◆ **WHAT TO PRODUCE**: Reproduce all entries verbatim, with nothing added or dropped.

Dataset items
· · · · ·

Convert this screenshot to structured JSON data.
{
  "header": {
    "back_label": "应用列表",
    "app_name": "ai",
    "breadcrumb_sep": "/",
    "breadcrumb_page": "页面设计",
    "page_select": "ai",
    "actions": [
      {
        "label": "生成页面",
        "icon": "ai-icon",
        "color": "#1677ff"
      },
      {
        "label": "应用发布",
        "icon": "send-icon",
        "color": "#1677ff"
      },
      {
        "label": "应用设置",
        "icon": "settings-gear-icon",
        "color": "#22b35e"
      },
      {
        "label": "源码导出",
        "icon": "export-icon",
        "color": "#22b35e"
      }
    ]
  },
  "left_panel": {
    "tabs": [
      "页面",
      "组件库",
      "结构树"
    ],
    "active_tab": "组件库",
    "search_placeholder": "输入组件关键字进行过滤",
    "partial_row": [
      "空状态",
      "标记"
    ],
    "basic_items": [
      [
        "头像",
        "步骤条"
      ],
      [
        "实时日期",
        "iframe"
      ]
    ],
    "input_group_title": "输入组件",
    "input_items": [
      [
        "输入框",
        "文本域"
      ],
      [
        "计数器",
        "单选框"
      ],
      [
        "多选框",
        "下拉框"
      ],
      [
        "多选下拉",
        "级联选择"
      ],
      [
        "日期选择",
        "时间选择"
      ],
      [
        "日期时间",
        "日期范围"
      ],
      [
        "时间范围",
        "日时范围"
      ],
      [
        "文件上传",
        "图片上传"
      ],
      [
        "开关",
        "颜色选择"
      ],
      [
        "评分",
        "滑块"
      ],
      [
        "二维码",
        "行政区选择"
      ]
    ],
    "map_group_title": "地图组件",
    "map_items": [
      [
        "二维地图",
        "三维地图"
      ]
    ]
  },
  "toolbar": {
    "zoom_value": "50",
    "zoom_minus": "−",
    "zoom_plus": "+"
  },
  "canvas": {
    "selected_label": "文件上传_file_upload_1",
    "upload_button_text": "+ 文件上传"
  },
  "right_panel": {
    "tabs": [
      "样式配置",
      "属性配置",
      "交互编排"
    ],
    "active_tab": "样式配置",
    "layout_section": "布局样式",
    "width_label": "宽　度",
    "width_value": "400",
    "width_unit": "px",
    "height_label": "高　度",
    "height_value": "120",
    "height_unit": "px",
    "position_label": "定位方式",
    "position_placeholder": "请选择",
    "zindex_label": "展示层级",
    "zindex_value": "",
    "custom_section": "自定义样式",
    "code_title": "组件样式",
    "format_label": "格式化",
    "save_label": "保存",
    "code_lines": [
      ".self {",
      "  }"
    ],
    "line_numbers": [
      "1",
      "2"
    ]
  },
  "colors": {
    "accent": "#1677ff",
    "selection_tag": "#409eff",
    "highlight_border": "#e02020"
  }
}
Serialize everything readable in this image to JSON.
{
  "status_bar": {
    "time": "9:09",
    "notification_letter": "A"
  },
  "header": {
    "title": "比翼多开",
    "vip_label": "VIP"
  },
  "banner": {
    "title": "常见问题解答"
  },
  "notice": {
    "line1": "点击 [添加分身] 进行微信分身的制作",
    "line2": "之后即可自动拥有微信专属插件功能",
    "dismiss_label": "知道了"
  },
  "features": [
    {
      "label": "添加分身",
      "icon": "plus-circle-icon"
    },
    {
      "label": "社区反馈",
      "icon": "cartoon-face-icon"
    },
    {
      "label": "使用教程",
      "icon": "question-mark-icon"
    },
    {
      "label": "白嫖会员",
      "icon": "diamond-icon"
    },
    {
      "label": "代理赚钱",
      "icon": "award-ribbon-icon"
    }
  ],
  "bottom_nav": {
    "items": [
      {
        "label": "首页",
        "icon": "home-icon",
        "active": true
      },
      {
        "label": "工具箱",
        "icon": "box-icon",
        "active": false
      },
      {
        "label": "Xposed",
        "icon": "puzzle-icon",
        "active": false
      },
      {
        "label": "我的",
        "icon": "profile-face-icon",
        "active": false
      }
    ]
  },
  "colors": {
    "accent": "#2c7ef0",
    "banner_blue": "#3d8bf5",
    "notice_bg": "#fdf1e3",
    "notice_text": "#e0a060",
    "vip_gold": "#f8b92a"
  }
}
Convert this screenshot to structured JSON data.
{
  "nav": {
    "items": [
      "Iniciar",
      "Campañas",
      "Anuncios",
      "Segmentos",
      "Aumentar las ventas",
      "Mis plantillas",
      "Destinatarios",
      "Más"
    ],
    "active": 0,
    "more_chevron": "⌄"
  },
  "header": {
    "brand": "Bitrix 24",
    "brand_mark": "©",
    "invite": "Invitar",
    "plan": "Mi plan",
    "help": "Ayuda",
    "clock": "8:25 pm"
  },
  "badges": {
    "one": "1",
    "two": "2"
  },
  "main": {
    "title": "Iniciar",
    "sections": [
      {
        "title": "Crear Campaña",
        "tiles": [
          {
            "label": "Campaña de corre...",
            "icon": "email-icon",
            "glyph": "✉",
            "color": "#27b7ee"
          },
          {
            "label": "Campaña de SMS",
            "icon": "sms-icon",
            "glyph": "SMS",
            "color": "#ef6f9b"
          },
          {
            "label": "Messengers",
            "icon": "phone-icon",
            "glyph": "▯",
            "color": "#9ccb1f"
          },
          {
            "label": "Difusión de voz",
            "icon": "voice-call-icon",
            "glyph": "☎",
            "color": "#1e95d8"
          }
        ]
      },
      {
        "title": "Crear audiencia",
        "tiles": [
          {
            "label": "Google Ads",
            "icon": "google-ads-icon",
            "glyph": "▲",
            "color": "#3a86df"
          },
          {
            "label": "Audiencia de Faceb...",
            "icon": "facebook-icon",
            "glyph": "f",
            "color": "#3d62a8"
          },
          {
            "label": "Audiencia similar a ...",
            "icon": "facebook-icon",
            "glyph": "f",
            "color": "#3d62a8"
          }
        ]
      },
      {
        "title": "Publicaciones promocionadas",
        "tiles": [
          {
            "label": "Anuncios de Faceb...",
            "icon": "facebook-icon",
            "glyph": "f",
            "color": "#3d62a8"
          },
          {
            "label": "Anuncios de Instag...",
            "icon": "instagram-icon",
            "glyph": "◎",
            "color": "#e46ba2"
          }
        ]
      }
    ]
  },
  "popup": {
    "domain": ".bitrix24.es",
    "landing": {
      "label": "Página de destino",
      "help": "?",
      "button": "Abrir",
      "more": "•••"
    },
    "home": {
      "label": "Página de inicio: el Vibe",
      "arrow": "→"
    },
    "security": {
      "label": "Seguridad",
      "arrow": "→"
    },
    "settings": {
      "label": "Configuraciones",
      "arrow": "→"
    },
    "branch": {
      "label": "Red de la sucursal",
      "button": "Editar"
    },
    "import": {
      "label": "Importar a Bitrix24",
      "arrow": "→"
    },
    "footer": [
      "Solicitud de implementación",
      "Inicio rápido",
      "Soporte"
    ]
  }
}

· · · · ·

◆ **EXERCISE OUTPUT**:
Convert this screenshot to structured JSON data.
{
  "header": {
    "back_label": "应用列表",
    "app_name": "ai",
    "breadcrumb_sep": "/",
    "breadcrumb_page": "页面设计",
    "page_select": "ai",
    "actions": [
      {
        "label": "生成页面",
        "icon": "ai-icon",
        "color": "#1677ff"
      },
      {
        "label": "应用发布",
        "icon": "send-icon",
        "color": "#1677ff"
      },
      {
        "label": "应用设置",
        "icon": "settings-gear-icon",
        "color": "#22b35e"
      },
      {
        "label": "源码导出",
        "icon": "export-icon",
        "color": "#22b35e"
      }
    ]
  },
  "left_panel": {
    "tabs": [
      "页面",
      "组件库",
      "结构树"
    ],
    "active_tab": "组件库",
    "search_placeholder": "输入组件关键字进行过滤",
    "partial_row": [
      "空状态",
      "标记"
    ],
    "basic_items": [
      [
        "头像",
        "步骤条"
      ],
      [
        "实时日期",
        "iframe"
      ]
    ],
    "input_group_title": "输入组件",
    "input_items": [
      [
        "输入框",
        "文本域"
      ],
      [
        "计数器",
        "单选框"
      ],
      [
        "多选框",
        "下拉框"
      ],
      [
        "多选下拉",
        "级联选择"
      ],
      [
        "日期选择",
        "时间选择"
      ],
      [
        "日期时间",
        "日期范围"
      ],
      [
        "时间范围",
        "日时范围"
      ],
      [
        "文件上传",
        "图片上传"
      ],
      [
        "开关",
        "颜色选择"
      ],
      [
        "评分",
        "滑块"
      ],
      [
        "二维码",
        "行政区选择"
      ]
    ],
    "map_group_title": "地图组件",
    "map_items": [
      [
        "二维地图",
        "三维地图"
      ]
    ]
  },
  "toolbar": {
    "zoom_value": "50",
    "zoom_minus": "−",
    "zoom_plus": "+"
  },
  "canvas": {
    "selected_label": "文件上传_file_upload_1",
    "upload_button_text": "+ 文件上传"
  },
  "right_panel": {
    "tabs": [
      "样式配置",
      "属性配置",
      "交互编排"
    ],
    "active_tab": "样式配置",
    "layout_section": "布局样式",
    "width_label": "宽　度",
    "width_value": "400",
    "width_unit": "px",
    "height_label": "高　度",
    "height_value": "120",
    "height_unit": "px",
    "position_label": "定位方式",
    "position_placeholder": "请选择",
    "zindex_label": "展示层级",
    "zindex_value": "",
    "custom_section": "自定义样式",
    "code_title": "组件样式",
    "format_label": "格式化",
    "save_label": "保存",
    "code_lines": [
      ".self {",
      "  }"
    ],
    "line_numbers": [
      "1",
      "2"
    ]
  },
  "colors": {
    "accent": "#1677ff",
    "selection_tag": "#409eff",
    "highlight_border": "#e02020"
  }
}
Serialize everything readable in this image to JSON.
{
  "status_bar": {
    "time": "9:09",
    "notification_letter": "A"
  },
  "header": {
    "title": "比翼多开",
    "vip_label": "VIP"
  },
  "banner": {
    "title": "常见问题解答"
  },
  "notice": {
    "line1": "点击 [添加分身] 进行微信分身的制作",
    "line2": "之后即可自动拥有微信专属插件功能",
    "dismiss_label": "知道了"
  },
  "features": [
    {
      "label": "添加分身",
      "icon": "plus-circle-icon"
    },
    {
      "label": "社区反馈",
      "icon": "cartoon-face-icon"
    },
    {
      "label": "使用教程",
      "icon": "question-mark-icon"
    },
    {
      "label": "白嫖会员",
      "icon": "diamond-icon"
    },
    {
      "label": "代理赚钱",
      "icon": "award-ribbon-icon"
    }
  ],
  "bottom_nav": {
    "items": [
      {
        "label": "首页",
        "icon": "home-icon",
        "active": true
      },
      {
        "label": "工具箱",
        "icon": "box-icon",
        "active": false
      },
      {
        "label": "Xposed",
        "icon": "puzzle-icon",
        "active": false
      },
      {
        "label": "我的",
        "icon": "profile-face-icon",
        "active": false
      }
    ]
  },
  "colors": {
    "accent": "#2c7ef0",
    "banner_blue": "#3d8bf5",
    "notice_bg": "#fdf1e3",
    "notice_text": "#e0a060",
    "vip_gold": "#f8b92a"
  }
}
Convert this screenshot to structured JSON data.
{
  "nav": {
    "items": [
      "Iniciar",
      "Campañas",
      "Anuncios",
      "Segmentos",
      "Aumentar las ventas",
      "Mis plantillas",
      "Destinatarios",
      "Más"
    ],
    "active": 0,
    "more_chevron": "⌄"
  },
  "header": {
    "brand": "Bitrix 24",
    "brand_mark": "©",
    "invite": "Invitar",
    "plan": "Mi plan",
    "help": "Ayuda",
    "clock": "8:25 pm"
  },
  "badges": {
    "one": "1",
    "two": "2"
  },
  "main": {
    "title": "Iniciar",
    "sections": [
      {
        "title": "Crear Campaña",
        "tiles": [
          {
            "label": "Campaña de corre...",
            "icon": "email-icon",
            "glyph": "✉",
            "color": "#27b7ee"
          },
          {
            "label": "Campaña de SMS",
            "icon": "sms-icon",
            "glyph": "SMS",
            "color": "#ef6f9b"
          },
          {
            "label": "Messengers",
            "icon": "phone-icon",
            "glyph": "▯",
            "color": "#9ccb1f"
          },
          {
            "label": "Difusión de voz",
            "icon": "voice-call-icon",
            "glyph": "☎",
            "color": "#1e95d8"
          }
        ]
      },
      {
        "title": "Crear audiencia",
        "tiles": [
          {
            "label": "Google Ads",
            "icon": "google-ads-icon",
            "glyph": "▲",
            "color": "#3a86df"
          },
          {
            "label": "Audiencia de Faceb...",
            "icon": "facebook-icon",
            "glyph": "f",
            "color": "#3d62a8"
          },
          {
            "label": "Audiencia similar a ...",
            "icon": "facebook-icon",
            "glyph": "f",
            "color": "#3d62a8"
          }
        ]
      },
      {
        "title": "Publicaciones promocionadas",
        "tiles": [
          {
            "label": "Anuncios de Faceb...",
            "icon": "facebook-icon",
            "glyph": "f",
            "color": "#3d62a8"
          },
          {
            "label": "Anuncios de Instag...",
            "icon": "instagram-icon",
            "glyph": "◎",
            "color": "#e46ba2"
          }
        ]
      }
    ]
  },
  "popup": {
    "domain": ".bitrix24.es",
    "landing": {
      "label": "Página de destino",
      "help": "?",
      "button": "Abrir",
      "more": "•••"
    },
    "home": {
      "label": "Página de inicio: el Vibe",
      "arrow": "→"
    },
    "security": {
      "label": "Seguridad",
      "arrow": "→"
    },
    "settings": {
      "label": "Configuraciones",
      "arrow": "→"
    },
    "branch": {
      "label": "Red de la sucursal",
      "button": "Editar"
    },
    "import": {
      "label": "Importar a Bitrix24",
      "arrow": "→"
    },
    "footer": [
      "Solicitud de implementación",
      "Inicio rápido",
      "Soporte"
    ]
  }
}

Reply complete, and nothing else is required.